* Your goal *
Quote the records word for word, from the start through the line containing "- sym-eqzero: = 0: [512, 449, 537, 477]".

* Provided records *
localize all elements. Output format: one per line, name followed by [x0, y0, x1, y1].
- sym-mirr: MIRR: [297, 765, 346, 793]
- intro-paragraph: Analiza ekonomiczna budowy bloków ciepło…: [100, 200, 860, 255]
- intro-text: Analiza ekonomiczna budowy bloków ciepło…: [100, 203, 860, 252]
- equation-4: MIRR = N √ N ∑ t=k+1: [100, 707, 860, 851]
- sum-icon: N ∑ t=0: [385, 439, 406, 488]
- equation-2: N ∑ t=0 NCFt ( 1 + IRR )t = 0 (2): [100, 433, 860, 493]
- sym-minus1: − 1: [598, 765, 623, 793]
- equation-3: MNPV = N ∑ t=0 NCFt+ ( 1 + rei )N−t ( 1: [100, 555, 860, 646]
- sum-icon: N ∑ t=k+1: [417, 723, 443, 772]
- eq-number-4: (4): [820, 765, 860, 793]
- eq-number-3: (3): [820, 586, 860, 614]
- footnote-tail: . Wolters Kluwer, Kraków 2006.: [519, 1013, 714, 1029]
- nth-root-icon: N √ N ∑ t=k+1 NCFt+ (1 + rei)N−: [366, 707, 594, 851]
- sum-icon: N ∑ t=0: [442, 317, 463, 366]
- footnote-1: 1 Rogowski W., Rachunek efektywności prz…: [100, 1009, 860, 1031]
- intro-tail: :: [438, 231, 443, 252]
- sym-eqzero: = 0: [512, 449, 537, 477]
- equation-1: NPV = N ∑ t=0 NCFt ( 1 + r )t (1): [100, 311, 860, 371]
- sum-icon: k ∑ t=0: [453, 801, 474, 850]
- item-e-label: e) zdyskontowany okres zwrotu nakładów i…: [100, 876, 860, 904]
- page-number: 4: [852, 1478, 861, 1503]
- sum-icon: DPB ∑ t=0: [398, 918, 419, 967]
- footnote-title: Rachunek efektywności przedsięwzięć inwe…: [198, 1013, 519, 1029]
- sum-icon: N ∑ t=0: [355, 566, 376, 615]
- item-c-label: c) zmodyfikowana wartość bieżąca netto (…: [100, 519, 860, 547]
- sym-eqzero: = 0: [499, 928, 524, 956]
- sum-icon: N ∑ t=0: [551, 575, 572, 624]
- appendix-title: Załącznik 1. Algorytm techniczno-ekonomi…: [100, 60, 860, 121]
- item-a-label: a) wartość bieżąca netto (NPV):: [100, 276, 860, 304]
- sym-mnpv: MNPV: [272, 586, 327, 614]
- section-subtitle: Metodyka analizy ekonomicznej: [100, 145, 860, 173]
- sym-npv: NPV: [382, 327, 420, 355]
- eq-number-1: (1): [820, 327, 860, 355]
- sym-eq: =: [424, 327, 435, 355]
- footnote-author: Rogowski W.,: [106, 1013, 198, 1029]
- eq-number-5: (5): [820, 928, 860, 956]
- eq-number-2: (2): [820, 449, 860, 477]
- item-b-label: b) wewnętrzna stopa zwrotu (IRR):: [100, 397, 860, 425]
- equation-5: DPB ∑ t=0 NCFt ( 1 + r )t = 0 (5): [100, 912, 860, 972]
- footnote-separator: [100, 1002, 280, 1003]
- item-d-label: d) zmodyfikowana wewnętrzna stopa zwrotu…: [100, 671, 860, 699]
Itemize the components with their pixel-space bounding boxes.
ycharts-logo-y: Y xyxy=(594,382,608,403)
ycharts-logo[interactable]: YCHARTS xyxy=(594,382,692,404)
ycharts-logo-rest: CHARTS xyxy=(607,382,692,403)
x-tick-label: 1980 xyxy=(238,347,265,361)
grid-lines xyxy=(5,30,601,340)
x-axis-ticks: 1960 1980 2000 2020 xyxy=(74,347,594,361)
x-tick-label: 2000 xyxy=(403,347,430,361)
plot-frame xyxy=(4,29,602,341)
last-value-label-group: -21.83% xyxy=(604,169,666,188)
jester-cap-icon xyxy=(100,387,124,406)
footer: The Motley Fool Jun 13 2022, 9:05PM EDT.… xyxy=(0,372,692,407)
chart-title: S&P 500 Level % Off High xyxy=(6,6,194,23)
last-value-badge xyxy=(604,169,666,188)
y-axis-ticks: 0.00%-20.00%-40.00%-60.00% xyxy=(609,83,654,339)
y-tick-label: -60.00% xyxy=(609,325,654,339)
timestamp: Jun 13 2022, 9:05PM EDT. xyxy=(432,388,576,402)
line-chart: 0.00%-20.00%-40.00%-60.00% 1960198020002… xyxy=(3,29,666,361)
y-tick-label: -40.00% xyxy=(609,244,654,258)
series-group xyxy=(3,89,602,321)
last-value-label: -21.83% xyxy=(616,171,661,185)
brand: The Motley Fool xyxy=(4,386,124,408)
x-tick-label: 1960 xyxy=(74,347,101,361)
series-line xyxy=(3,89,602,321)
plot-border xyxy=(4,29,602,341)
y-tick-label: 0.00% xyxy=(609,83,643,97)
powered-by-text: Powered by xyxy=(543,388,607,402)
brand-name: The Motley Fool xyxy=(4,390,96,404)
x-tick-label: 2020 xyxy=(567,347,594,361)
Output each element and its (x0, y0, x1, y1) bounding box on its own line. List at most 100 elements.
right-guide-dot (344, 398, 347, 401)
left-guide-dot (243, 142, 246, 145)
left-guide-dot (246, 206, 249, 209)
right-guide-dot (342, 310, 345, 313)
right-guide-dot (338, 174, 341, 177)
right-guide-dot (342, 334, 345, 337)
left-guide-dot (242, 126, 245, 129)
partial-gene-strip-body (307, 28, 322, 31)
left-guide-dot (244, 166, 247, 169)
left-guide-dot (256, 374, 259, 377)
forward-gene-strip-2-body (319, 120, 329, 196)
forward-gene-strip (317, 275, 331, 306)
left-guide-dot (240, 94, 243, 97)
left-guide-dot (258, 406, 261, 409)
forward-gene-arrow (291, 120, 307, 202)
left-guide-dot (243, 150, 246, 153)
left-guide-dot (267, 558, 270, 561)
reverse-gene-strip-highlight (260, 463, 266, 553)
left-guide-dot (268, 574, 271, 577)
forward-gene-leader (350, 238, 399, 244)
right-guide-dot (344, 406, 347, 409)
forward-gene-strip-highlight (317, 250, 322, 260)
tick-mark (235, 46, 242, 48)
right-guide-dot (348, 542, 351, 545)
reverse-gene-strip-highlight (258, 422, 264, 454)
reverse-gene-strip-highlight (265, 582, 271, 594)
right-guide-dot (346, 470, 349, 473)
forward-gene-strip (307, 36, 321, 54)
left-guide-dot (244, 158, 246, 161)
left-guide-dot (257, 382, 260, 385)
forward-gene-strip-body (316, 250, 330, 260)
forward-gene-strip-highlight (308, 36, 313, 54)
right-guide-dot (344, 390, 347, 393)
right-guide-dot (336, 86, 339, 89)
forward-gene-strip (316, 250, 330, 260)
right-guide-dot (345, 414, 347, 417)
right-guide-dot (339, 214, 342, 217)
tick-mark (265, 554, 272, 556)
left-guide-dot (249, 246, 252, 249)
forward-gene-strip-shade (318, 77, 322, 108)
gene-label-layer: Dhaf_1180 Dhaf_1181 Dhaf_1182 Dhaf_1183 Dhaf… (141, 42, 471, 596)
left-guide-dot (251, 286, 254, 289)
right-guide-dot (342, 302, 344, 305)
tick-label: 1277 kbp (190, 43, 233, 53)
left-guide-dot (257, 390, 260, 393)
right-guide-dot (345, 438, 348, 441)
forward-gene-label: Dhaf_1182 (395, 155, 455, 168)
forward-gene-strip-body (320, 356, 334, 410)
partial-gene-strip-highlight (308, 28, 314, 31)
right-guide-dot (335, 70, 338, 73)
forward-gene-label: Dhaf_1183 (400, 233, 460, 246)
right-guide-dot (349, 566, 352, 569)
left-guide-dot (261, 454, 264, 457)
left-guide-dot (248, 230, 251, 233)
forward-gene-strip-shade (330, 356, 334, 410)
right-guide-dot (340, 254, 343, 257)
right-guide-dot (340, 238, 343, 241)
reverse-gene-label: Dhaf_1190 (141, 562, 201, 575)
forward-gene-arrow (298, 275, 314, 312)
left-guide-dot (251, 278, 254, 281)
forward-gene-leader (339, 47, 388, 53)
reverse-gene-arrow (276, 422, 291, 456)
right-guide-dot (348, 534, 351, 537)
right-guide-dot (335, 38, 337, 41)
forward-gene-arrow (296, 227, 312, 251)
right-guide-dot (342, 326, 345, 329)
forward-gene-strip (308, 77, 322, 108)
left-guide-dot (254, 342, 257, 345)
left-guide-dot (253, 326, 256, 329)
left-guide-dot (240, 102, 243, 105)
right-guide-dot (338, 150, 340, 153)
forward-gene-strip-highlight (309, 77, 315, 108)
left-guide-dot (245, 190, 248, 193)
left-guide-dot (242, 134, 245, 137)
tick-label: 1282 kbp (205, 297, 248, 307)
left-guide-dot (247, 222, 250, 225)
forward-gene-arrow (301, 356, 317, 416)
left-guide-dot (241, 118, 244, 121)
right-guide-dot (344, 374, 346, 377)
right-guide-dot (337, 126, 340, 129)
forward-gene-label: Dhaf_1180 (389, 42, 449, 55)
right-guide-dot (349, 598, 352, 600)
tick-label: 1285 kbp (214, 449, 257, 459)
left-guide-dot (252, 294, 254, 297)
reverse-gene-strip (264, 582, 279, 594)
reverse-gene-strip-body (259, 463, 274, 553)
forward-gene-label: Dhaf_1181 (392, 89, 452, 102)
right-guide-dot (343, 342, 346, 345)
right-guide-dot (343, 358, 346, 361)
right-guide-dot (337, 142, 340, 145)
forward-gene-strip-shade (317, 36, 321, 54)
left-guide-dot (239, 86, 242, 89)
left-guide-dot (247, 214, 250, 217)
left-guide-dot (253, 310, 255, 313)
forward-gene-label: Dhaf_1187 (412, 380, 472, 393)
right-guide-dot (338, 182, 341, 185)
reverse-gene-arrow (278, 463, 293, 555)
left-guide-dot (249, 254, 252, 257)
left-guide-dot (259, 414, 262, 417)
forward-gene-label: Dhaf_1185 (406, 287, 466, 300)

* Solution *
localize all elements. Output format: one per line, name followed by [x0, y0, x1, y1].
- sym-mirr: MIRR: [297, 765, 346, 793]
- intro-paragraph: Analiza ekonomiczna budowy bloków ciepło…: [100, 200, 860, 255]
- intro-text: Analiza ekonomiczna budowy bloków ciepło…: [100, 203, 860, 252]
- equation-4: MIRR = N √ N ∑ t=k+1: [100, 707, 860, 851]
- sum-icon: N ∑ t=0: [385, 439, 406, 488]
- equation-2: N ∑ t=0 NCFt ( 1 + IRR )t = 0 (2): [100, 433, 860, 493]
- sym-minus1: − 1: [598, 765, 623, 793]
- equation-3: MNPV = N ∑ t=0 NCFt+ ( 1 + rei )N−t ( 1: [100, 555, 860, 646]
- sum-icon: N ∑ t=k+1: [417, 723, 443, 772]
- eq-number-4: (4): [820, 765, 860, 793]
- eq-number-3: (3): [820, 586, 860, 614]
- footnote-tail: . Wolters Kluwer, Kraków 2006.: [519, 1013, 714, 1029]
- nth-root-icon: N √ N ∑ t=k+1 NCFt+ (1 + rei)N−: [366, 707, 594, 851]
- sum-icon: N ∑ t=0: [442, 317, 463, 366]
- footnote-1: 1 Rogowski W., Rachunek efektywności prz…: [100, 1009, 860, 1031]
- intro-tail: :: [438, 231, 443, 252]
- sym-eqzero: = 0: [512, 449, 537, 477]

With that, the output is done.